_TASK OBJECTIVE_. For each line that holds "розетка", copy the line out.

_PROVIDED DATA_.
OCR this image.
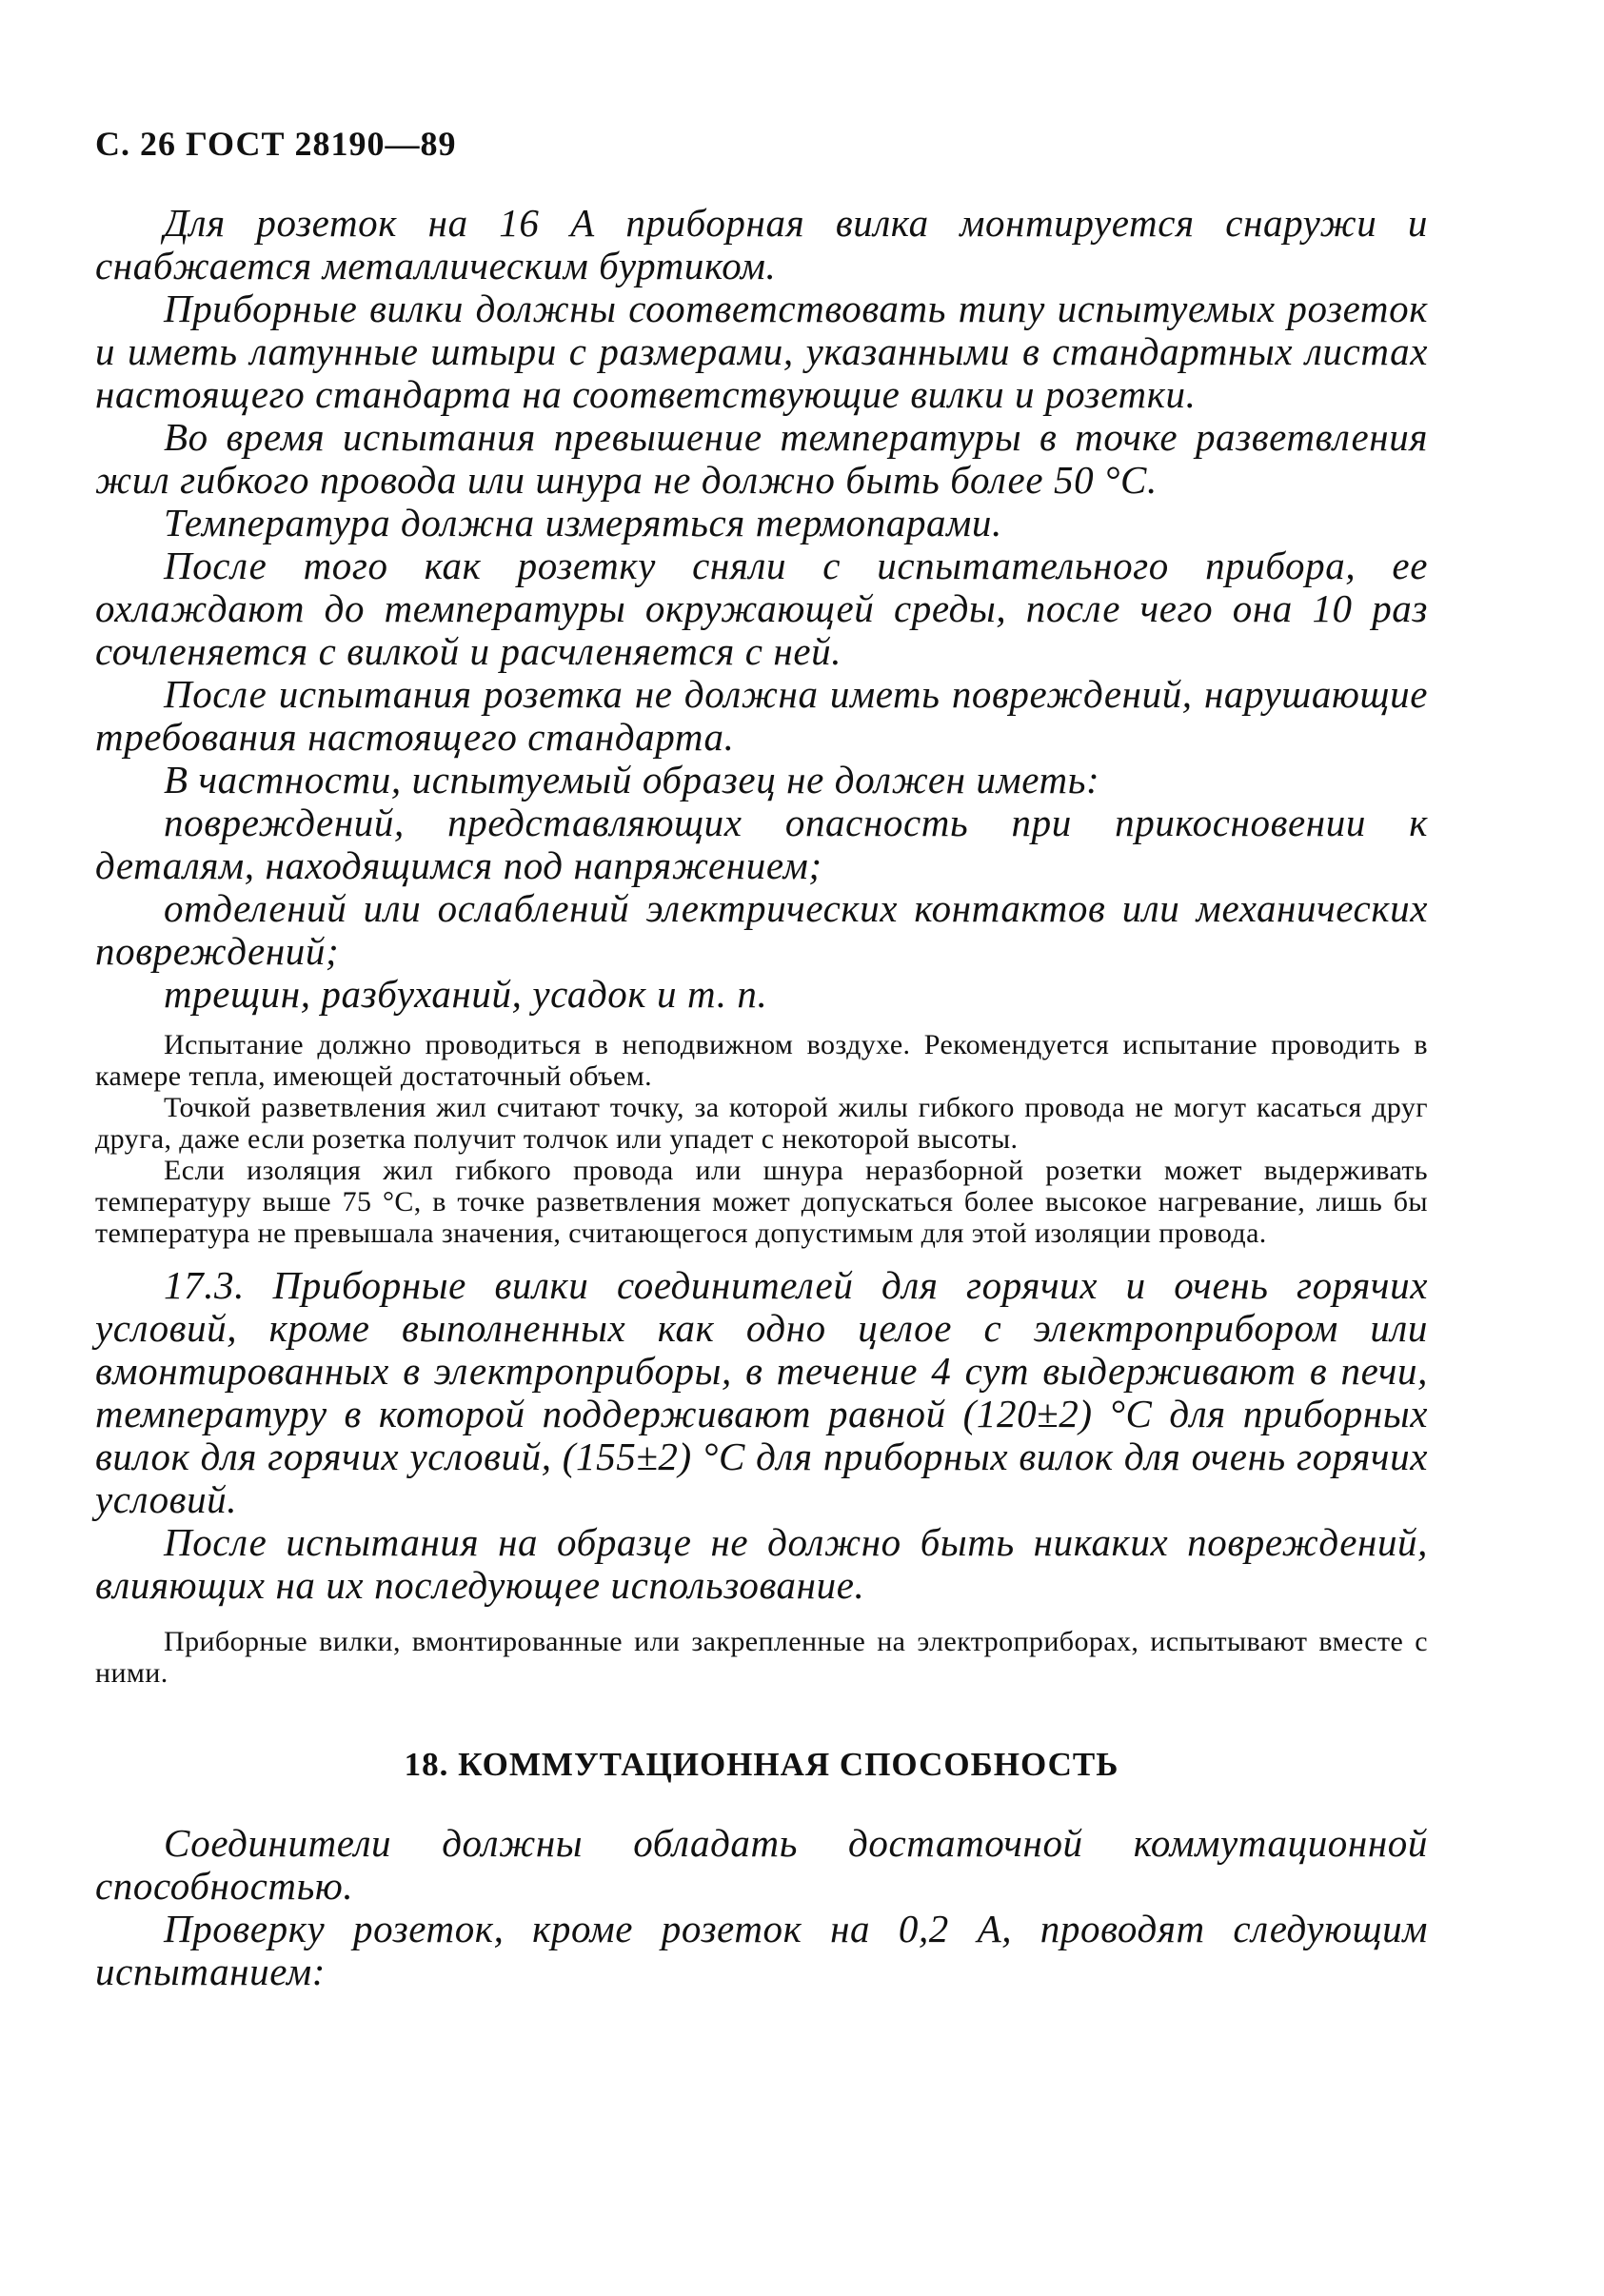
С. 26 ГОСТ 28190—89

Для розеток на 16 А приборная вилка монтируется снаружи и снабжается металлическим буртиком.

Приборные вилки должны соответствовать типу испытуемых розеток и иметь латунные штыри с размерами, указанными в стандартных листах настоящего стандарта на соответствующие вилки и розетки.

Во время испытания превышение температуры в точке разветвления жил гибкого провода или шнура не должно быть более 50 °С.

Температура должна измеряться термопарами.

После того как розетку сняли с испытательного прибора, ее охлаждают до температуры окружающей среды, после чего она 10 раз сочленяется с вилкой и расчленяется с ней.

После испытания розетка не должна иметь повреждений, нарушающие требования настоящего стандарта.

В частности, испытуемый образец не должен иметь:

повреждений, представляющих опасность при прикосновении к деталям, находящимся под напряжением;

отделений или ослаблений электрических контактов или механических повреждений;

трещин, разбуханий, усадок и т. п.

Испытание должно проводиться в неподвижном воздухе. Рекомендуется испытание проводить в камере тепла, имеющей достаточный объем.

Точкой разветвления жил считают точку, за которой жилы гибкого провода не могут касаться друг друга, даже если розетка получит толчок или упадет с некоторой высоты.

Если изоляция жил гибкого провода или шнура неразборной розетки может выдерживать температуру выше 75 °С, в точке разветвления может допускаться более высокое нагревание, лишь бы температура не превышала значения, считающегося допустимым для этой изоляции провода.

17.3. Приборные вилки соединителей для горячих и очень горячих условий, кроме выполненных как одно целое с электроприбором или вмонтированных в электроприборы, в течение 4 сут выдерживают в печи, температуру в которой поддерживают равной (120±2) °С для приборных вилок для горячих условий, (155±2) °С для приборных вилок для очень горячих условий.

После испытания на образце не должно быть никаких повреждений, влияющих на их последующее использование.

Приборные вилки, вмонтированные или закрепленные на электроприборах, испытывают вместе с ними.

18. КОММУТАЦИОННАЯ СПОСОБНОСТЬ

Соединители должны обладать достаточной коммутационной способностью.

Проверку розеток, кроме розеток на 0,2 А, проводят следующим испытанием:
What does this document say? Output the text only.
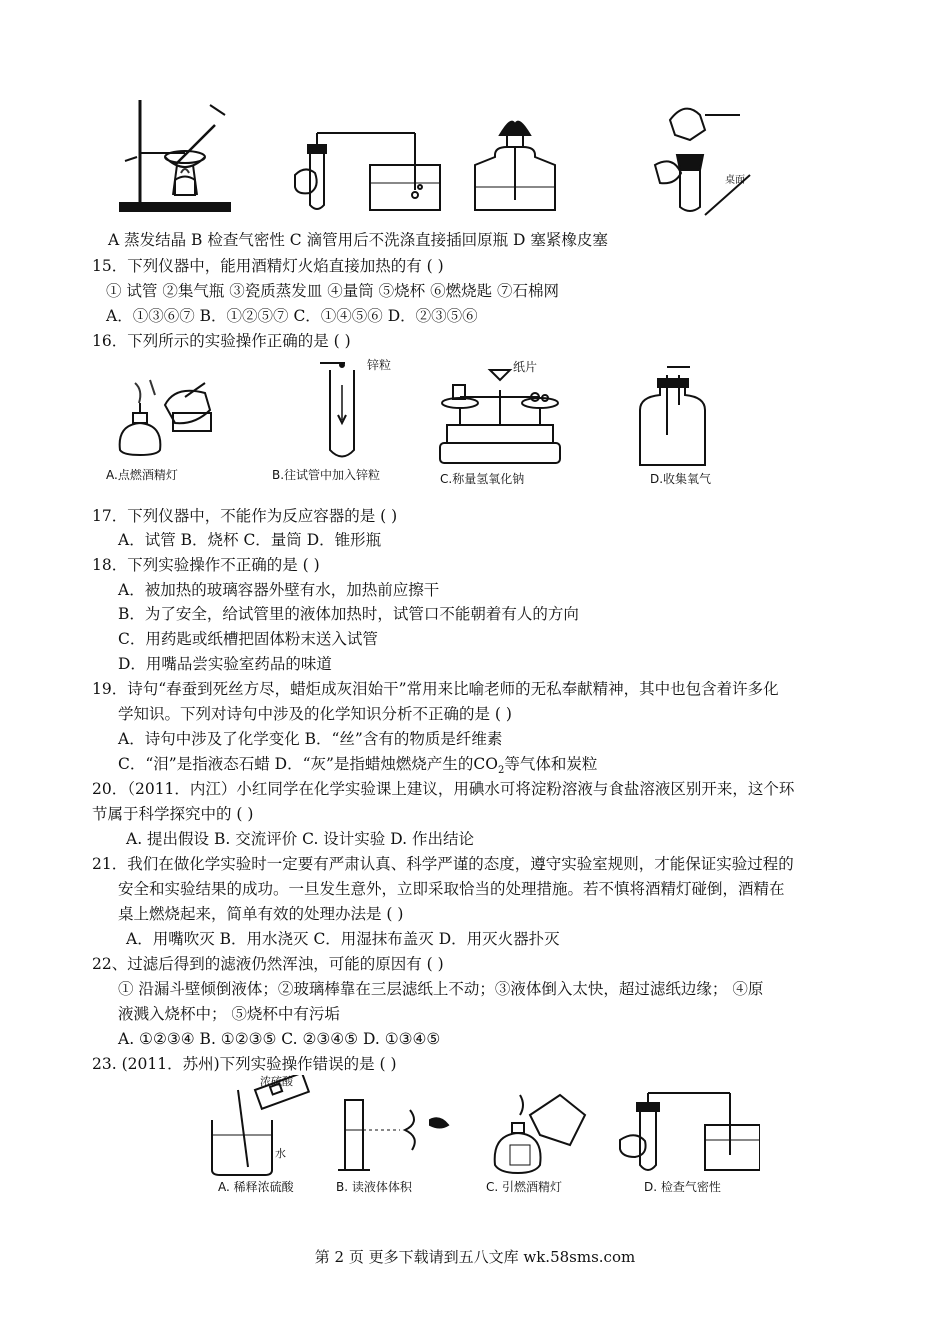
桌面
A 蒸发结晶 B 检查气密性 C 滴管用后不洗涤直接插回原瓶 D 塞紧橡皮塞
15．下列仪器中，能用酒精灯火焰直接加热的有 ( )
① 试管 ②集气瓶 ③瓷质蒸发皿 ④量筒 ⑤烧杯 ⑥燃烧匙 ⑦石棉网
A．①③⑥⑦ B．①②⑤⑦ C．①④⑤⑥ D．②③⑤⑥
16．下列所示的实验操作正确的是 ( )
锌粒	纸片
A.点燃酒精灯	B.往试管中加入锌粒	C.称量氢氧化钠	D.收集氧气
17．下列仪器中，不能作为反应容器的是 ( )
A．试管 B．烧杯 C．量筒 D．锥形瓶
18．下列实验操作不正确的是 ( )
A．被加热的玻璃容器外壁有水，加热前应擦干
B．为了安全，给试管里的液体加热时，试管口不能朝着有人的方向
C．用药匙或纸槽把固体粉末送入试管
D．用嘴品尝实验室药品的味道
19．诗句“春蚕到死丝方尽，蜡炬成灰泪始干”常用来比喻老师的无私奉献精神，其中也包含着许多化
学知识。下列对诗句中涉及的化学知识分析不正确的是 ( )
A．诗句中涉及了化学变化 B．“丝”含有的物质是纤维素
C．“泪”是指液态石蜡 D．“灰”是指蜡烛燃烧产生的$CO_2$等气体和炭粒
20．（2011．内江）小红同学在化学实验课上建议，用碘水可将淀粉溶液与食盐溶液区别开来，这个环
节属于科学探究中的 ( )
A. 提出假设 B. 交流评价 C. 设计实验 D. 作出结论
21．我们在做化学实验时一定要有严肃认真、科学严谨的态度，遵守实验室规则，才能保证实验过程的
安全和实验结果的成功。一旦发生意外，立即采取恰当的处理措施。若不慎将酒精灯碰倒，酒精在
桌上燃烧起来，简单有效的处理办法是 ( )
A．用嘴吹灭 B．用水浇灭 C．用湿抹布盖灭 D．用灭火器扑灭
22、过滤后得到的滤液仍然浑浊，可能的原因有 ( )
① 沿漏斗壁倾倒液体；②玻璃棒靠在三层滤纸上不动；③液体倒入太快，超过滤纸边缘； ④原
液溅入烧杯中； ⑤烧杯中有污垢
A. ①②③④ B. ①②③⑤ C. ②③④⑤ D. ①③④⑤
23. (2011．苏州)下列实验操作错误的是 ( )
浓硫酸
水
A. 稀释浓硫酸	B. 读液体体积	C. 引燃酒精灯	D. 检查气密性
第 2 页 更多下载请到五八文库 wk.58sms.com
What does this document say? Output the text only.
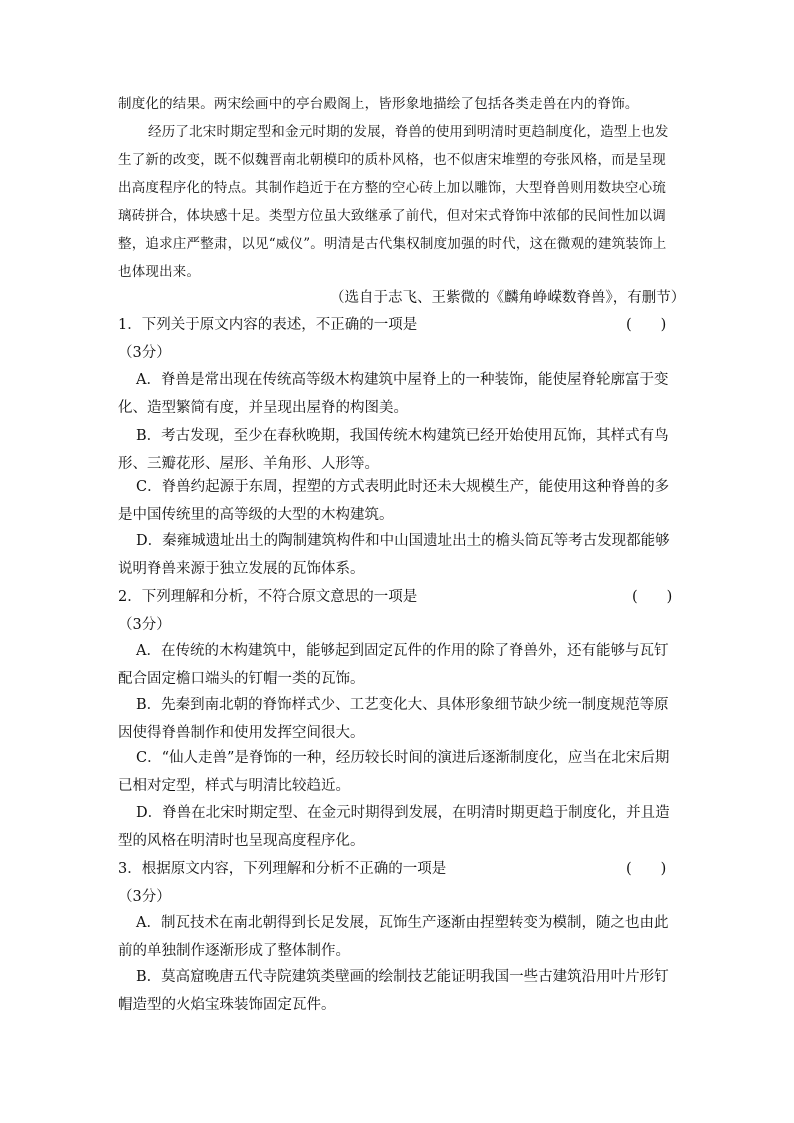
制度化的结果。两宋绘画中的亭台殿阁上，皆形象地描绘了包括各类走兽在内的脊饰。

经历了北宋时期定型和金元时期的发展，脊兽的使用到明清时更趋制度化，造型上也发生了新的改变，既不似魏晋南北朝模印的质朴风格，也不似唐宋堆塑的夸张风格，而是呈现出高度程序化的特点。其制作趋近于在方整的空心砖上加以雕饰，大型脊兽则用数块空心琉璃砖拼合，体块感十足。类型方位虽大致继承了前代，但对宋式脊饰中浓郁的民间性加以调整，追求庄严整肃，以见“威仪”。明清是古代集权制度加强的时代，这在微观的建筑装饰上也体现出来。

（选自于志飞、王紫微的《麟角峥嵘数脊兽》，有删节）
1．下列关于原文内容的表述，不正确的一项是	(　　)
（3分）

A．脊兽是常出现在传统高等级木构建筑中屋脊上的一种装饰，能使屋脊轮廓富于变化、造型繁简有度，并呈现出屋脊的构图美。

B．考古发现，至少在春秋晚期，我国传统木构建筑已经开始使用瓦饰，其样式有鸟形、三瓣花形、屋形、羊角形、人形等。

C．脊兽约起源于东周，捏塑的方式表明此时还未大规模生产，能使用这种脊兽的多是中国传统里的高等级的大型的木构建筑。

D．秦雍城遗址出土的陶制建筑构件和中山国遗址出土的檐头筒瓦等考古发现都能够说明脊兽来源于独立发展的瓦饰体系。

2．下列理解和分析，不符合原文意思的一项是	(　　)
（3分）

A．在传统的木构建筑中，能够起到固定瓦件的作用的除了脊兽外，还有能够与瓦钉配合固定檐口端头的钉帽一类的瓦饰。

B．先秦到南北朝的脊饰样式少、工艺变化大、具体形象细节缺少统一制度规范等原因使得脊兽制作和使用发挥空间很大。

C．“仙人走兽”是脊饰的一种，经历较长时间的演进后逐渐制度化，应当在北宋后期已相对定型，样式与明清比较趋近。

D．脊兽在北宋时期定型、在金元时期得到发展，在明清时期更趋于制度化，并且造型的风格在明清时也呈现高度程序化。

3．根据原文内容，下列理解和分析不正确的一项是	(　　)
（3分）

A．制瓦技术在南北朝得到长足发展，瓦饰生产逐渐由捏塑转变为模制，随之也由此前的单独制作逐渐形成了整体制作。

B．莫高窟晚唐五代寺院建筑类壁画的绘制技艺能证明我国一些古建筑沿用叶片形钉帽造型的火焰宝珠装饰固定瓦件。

_TASK RESPONSE_.
После испытания розетка не должна иметь повреждений, нарушающие требования настоящего стандарта.
Точкой разветвления жил считают точку, за которой жилы гибкого провода не могут касаться друг друга, даже если розетка получит толчок или упадет с некоторой высоты.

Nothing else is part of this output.